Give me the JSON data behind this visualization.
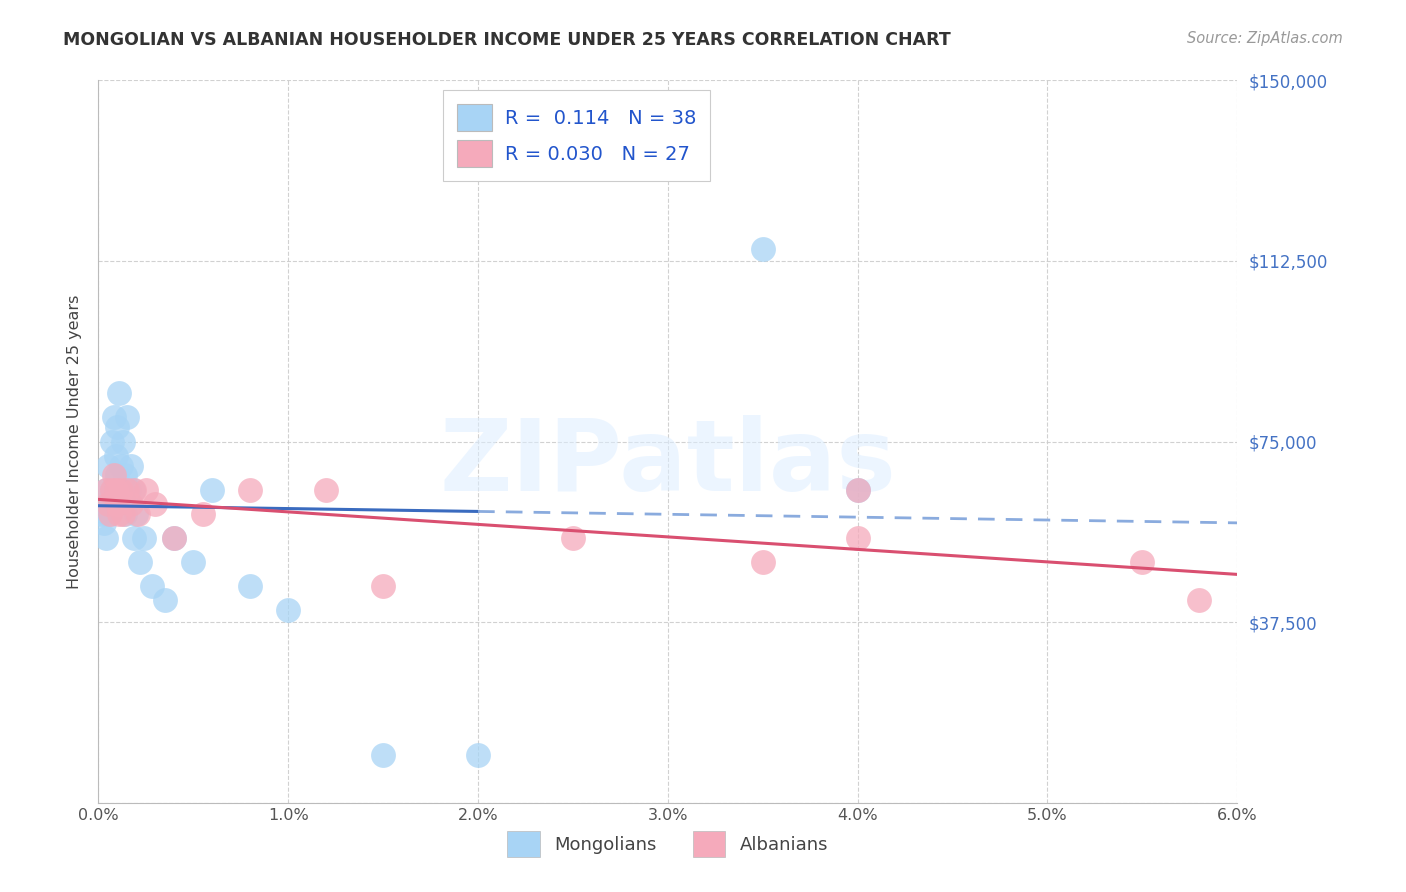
{
  "title": "MONGOLIAN VS ALBANIAN HOUSEHOLDER INCOME UNDER 25 YEARS CORRELATION CHART",
  "source": "Source: ZipAtlas.com",
  "ylabel_label": "Householder Income Under 25 years",
  "xlim": [
    0.0,
    6.0
  ],
  "ylim": [
    0,
    150000
  ],
  "mongolians_R": 0.114,
  "mongolians_N": 38,
  "albanians_R": 0.03,
  "albanians_N": 27,
  "mongolian_color": "#A8D4F5",
  "albanian_color": "#F5AABB",
  "mongolian_line_color": "#3A6BBF",
  "albanian_line_color": "#D94F70",
  "watermark": "ZIPatlas",
  "mongolians_x": [
    0.02,
    0.03,
    0.04,
    0.04,
    0.05,
    0.05,
    0.06,
    0.07,
    0.07,
    0.08,
    0.09,
    0.1,
    0.1,
    0.11,
    0.11,
    0.12,
    0.13,
    0.14,
    0.14,
    0.15,
    0.16,
    0.17,
    0.18,
    0.19,
    0.2,
    0.22,
    0.24,
    0.28,
    0.35,
    0.4,
    0.5,
    0.6,
    0.8,
    1.0,
    1.5,
    2.0,
    3.5,
    4.0
  ],
  "mongolians_y": [
    60000,
    58000,
    55000,
    65000,
    70000,
    60000,
    62000,
    75000,
    65000,
    80000,
    72000,
    68000,
    78000,
    85000,
    65000,
    70000,
    75000,
    68000,
    60000,
    80000,
    65000,
    70000,
    65000,
    55000,
    60000,
    50000,
    55000,
    45000,
    42000,
    55000,
    50000,
    65000,
    45000,
    40000,
    10000,
    10000,
    115000,
    65000
  ],
  "albanians_x": [
    0.04,
    0.05,
    0.06,
    0.07,
    0.08,
    0.09,
    0.1,
    0.11,
    0.12,
    0.13,
    0.15,
    0.17,
    0.19,
    0.21,
    0.25,
    0.3,
    0.4,
    0.55,
    0.8,
    1.2,
    1.5,
    2.5,
    3.5,
    4.0,
    4.0,
    5.5,
    5.8
  ],
  "albanians_y": [
    65000,
    62000,
    60000,
    65000,
    68000,
    65000,
    62000,
    60000,
    65000,
    60000,
    65000,
    62000,
    65000,
    60000,
    65000,
    62000,
    55000,
    60000,
    65000,
    65000,
    45000,
    55000,
    50000,
    65000,
    55000,
    50000,
    42000
  ]
}
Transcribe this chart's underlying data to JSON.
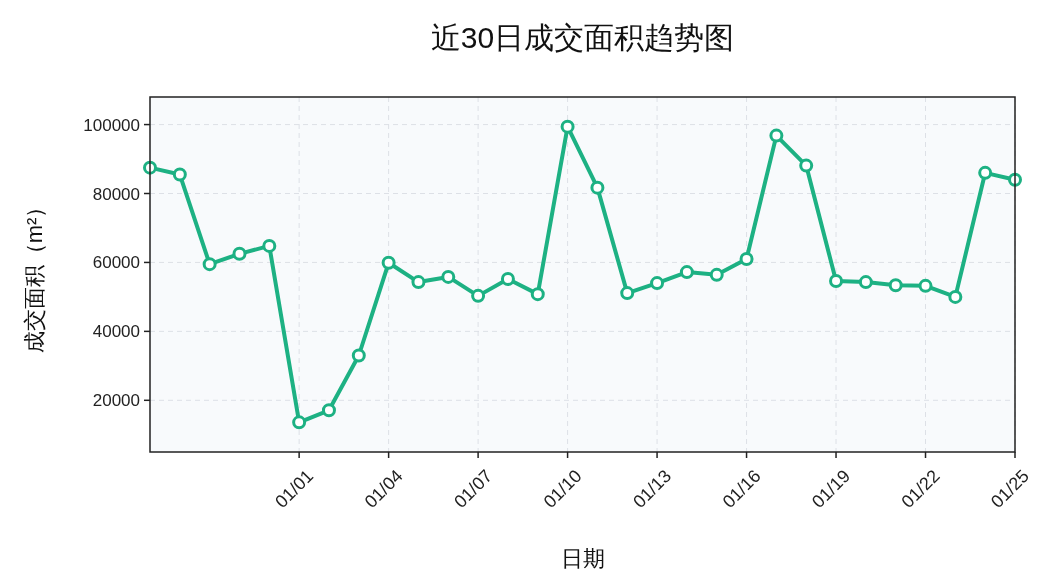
{
  "chart_data": {
    "type": "line",
    "title": "近30日成交面积趋势图",
    "xlabel": "日期",
    "ylabel": "成交面积（m²）",
    "categories": [
      null,
      null,
      null,
      null,
      null,
      "01/01",
      null,
      null,
      "01/04",
      null,
      null,
      "01/07",
      null,
      null,
      "01/10",
      null,
      null,
      "01/13",
      null,
      null,
      "01/16",
      null,
      null,
      "01/19",
      null,
      null,
      "01/22",
      null,
      null,
      "01/25"
    ],
    "series": [
      {
        "color": "#1db183",
        "values": [
          87500,
          85500,
          59500,
          62500,
          64800,
          13600,
          17100,
          33000,
          59900,
          54300,
          55800,
          50300,
          55200,
          50800,
          99400,
          81700,
          51100,
          54000,
          57200,
          56400,
          61000,
          96800,
          88100,
          54600,
          54300,
          53400,
          53200,
          50000,
          86000,
          84000
        ]
      }
    ],
    "ylim": [
      5000,
      108000
    ],
    "yticks": [
      20000,
      40000,
      60000,
      80000,
      100000
    ],
    "grid": true,
    "marker": "circle",
    "line_style": "solid"
  }
}
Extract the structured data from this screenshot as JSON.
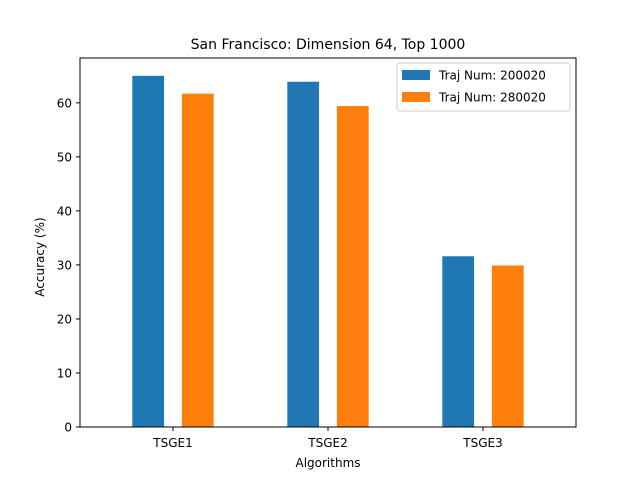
{
  "chart_data": {
    "type": "bar",
    "title": "San Francisco: Dimension 64, Top 1000",
    "xlabel": "Algorithms",
    "ylabel": "Accuracy (%)",
    "categories": [
      "TSGE1",
      "TSGE2",
      "TSGE3"
    ],
    "ylim": [
      0,
      68.3
    ],
    "yticks": [
      0,
      10,
      20,
      30,
      40,
      50,
      60
    ],
    "grid": false,
    "legend_position": "top-right",
    "series": [
      {
        "name": "Traj Num: 200020",
        "color": "#1f77b4",
        "values": [
          65.0,
          63.9,
          31.6
        ]
      },
      {
        "name": "Traj Num: 280020",
        "color": "#ff7f0e",
        "values": [
          61.7,
          59.4,
          29.9
        ]
      }
    ]
  }
}
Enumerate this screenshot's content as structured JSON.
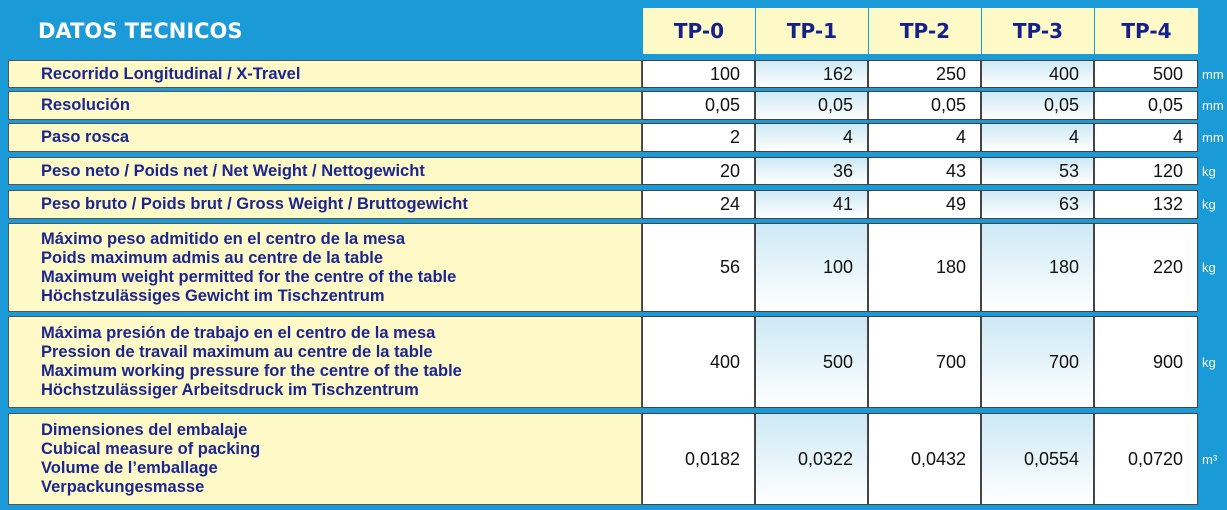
{
  "header": {
    "title": "DATOS TECNICOS",
    "models": [
      "TP-0",
      "TP-1",
      "TP-2",
      "TP-3",
      "TP-4"
    ]
  },
  "rows": [
    {
      "label": [
        "Recorrido Longitudinal / X-Travel"
      ],
      "values": [
        "100",
        "162",
        "250",
        "400",
        "500"
      ],
      "unit": "mm"
    },
    {
      "label": [
        "Resolución"
      ],
      "values": [
        "0,05",
        "0,05",
        "0,05",
        "0,05",
        "0,05"
      ],
      "unit": "mm"
    },
    {
      "label": [
        "Paso rosca"
      ],
      "values": [
        "2",
        "4",
        "4",
        "4",
        "4"
      ],
      "unit": "mm"
    },
    {
      "label": [
        "Peso neto / Poids net / Net Weight / Nettogewicht"
      ],
      "values": [
        "20",
        "36",
        "43",
        "53",
        "120"
      ],
      "unit": "kg"
    },
    {
      "label": [
        "Peso bruto / Poids brut / Gross Weight / Bruttogewicht"
      ],
      "values": [
        "24",
        "41",
        "49",
        "63",
        "132"
      ],
      "unit": "kg"
    },
    {
      "label": [
        "Máximo peso admitido en el centro de la mesa",
        "Poids maximum admis au centre de la table",
        "Maximum weight permitted for the centre of the table",
        "Höchstzulässiges Gewicht im Tischzentrum"
      ],
      "values": [
        "56",
        "100",
        "180",
        "180",
        "220"
      ],
      "unit": "kg"
    },
    {
      "label": [
        "Máxima presión de trabajo en el centro de la mesa",
        "Pression de travail maximum au centre de la table",
        "Maximum working pressure for the centre of the table",
        "Höchstzulässiger Arbeitsdruck im Tischzentrum"
      ],
      "values": [
        "400",
        "500",
        "700",
        "700",
        "900"
      ],
      "unit": "kg"
    },
    {
      "label": [
        "Dimensiones del embalaje",
        "Cubical measure of packing",
        "Volume de l’emballage",
        "Verpackungesmasse"
      ],
      "values": [
        "0,0182",
        "0,0322",
        "0,0432",
        "0,0554",
        "0,0720"
      ],
      "unit": "m³"
    }
  ]
}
——
In your copy, leave out the pictures and reproduce the material above exactly.

◆ **The completed task**:
Give me the JSON data behind this visualization.
{
  "title": "MONGOLIAN VS ALBANIAN HOUSEHOLDER INCOME UNDER 25 YEARS CORRELATION CHART",
  "source": "Source: ZipAtlas.com",
  "ylabel_label": "Householder Income Under 25 years",
  "xlim": [
    0.0,
    6.0
  ],
  "ylim": [
    0,
    150000
  ],
  "mongolians_R": 0.114,
  "mongolians_N": 38,
  "albanians_R": 0.03,
  "albanians_N": 27,
  "mongolian_color": "#A8D4F5",
  "albanian_color": "#F5AABB",
  "mongolian_line_color": "#3A6BBF",
  "albanian_line_color": "#D94F70",
  "watermark": "ZIPatlas",
  "mongolians_x": [
    0.02,
    0.03,
    0.04,
    0.04,
    0.05,
    0.05,
    0.06,
    0.07,
    0.07,
    0.08,
    0.09,
    0.1,
    0.1,
    0.11,
    0.11,
    0.12,
    0.13,
    0.14,
    0.14,
    0.15,
    0.16,
    0.17,
    0.18,
    0.19,
    0.2,
    0.22,
    0.24,
    0.28,
    0.35,
    0.4,
    0.5,
    0.6,
    0.8,
    1.0,
    1.5,
    2.0,
    3.5,
    4.0
  ],
  "mongolians_y": [
    60000,
    58000,
    55000,
    65000,
    70000,
    60000,
    62000,
    75000,
    65000,
    80000,
    72000,
    68000,
    78000,
    85000,
    65000,
    70000,
    75000,
    68000,
    60000,
    80000,
    65000,
    70000,
    65000,
    55000,
    60000,
    50000,
    55000,
    45000,
    42000,
    55000,
    50000,
    65000,
    45000,
    40000,
    10000,
    10000,
    115000,
    65000
  ],
  "albanians_x": [
    0.04,
    0.05,
    0.06,
    0.07,
    0.08,
    0.09,
    0.1,
    0.11,
    0.12,
    0.13,
    0.15,
    0.17,
    0.19,
    0.21,
    0.25,
    0.3,
    0.4,
    0.55,
    0.8,
    1.2,
    1.5,
    2.5,
    3.5,
    4.0,
    4.0,
    5.5,
    5.8
  ],
  "albanians_y": [
    65000,
    62000,
    60000,
    65000,
    68000,
    65000,
    62000,
    60000,
    65000,
    60000,
    65000,
    62000,
    65000,
    60000,
    65000,
    62000,
    55000,
    60000,
    65000,
    65000,
    45000,
    55000,
    50000,
    65000,
    55000,
    50000,
    42000
  ]
}
Transcribe this chart's underlying data to JSON.
{
  "chart_data": {
    "type": "line",
    "title": "近30日成交面积趋势图",
    "xlabel": "日期",
    "ylabel": "成交面积（m²）",
    "categories": [
      null,
      null,
      null,
      null,
      null,
      "01/01",
      null,
      null,
      "01/04",
      null,
      null,
      "01/07",
      null,
      null,
      "01/10",
      null,
      null,
      "01/13",
      null,
      null,
      "01/16",
      null,
      null,
      "01/19",
      null,
      null,
      "01/22",
      null,
      null,
      "01/25"
    ],
    "series": [
      {
        "color": "#1db183",
        "values": [
          87500,
          85500,
          59500,
          62500,
          64800,
          13600,
          17100,
          33000,
          59900,
          54300,
          55800,
          50300,
          55200,
          50800,
          99400,
          81700,
          51100,
          54000,
          57200,
          56400,
          61000,
          96800,
          88100,
          54600,
          54300,
          53400,
          53200,
          50000,
          86000,
          84000
        ]
      }
    ],
    "ylim": [
      5000,
      108000
    ],
    "yticks": [
      20000,
      40000,
      60000,
      80000,
      100000
    ],
    "grid": true,
    "marker": "circle",
    "line_style": "solid"
  }
}
Extract the structured data from this screenshot as JSON.
{
  "chart_data": {
    "type": "bar",
    "title": "San Francisco: Dimension 64, Top 1000",
    "xlabel": "Algorithms",
    "ylabel": "Accuracy (%)",
    "categories": [
      "TSGE1",
      "TSGE2",
      "TSGE3"
    ],
    "ylim": [
      0,
      68.3
    ],
    "yticks": [
      0,
      10,
      20,
      30,
      40,
      50,
      60
    ],
    "grid": false,
    "legend_position": "top-right",
    "series": [
      {
        "name": "Traj Num: 200020",
        "color": "#1f77b4",
        "values": [
          65.0,
          63.9,
          31.6
        ]
      },
      {
        "name": "Traj Num: 280020",
        "color": "#ff7f0e",
        "values": [
          61.7,
          59.4,
          29.9
        ]
      }
    ]
  }
}
Enumerate this screenshot's content as structured JSON.
{
  "header": {
    "title": "DATOS TECNICOS",
    "models": [
      "TP-0",
      "TP-1",
      "TP-2",
      "TP-3",
      "TP-4"
    ]
  },
  "rows": [
    {
      "label": [
        "Recorrido Longitudinal / X-Travel"
      ],
      "values": [
        "100",
        "162",
        "250",
        "400",
        "500"
      ],
      "unit": "mm"
    },
    {
      "label": [
        "Resolución"
      ],
      "values": [
        "0,05",
        "0,05",
        "0,05",
        "0,05",
        "0,05"
      ],
      "unit": "mm"
    },
    {
      "label": [
        "Paso rosca"
      ],
      "values": [
        "2",
        "4",
        "4",
        "4",
        "4"
      ],
      "unit": "mm"
    },
    {
      "label": [
        "Peso neto / Poids net / Net Weight / Nettogewicht"
      ],
      "values": [
        "20",
        "36",
        "43",
        "53",
        "120"
      ],
      "unit": "kg"
    },
    {
      "label": [
        "Peso bruto / Poids brut / Gross Weight / Bruttogewicht"
      ],
      "values": [
        "24",
        "41",
        "49",
        "63",
        "132"
      ],
      "unit": "kg"
    },
    {
      "label": [
        "Máximo peso admitido en el centro de la mesa",
        "Poids maximum admis au centre de la table",
        "Maximum weight permitted for the centre of the table",
        "Höchstzulässiges Gewicht im Tischzentrum"
      ],
      "values": [
        "56",
        "100",
        "180",
        "180",
        "220"
      ],
      "unit": "kg"
    },
    {
      "label": [
        "Máxima presión de trabajo en el centro de la mesa",
        "Pression de travail maximum au centre de la table",
        "Maximum working pressure for the centre of the table",
        "Höchstzulässiger Arbeitsdruck im Tischzentrum"
      ],
      "values": [
        "400",
        "500",
        "700",
        "700",
        "900"
      ],
      "unit": "kg"
    },
    {
      "label": [
        "Dimensiones del embalaje",
        "Cubical measure of packing",
        "Volume de l’emballage",
        "Verpackungesmasse"
      ],
      "values": [
        "0,0182",
        "0,0322",
        "0,0432",
        "0,0554",
        "0,0720"
      ],
      "unit": "m³"
    }
  ]
}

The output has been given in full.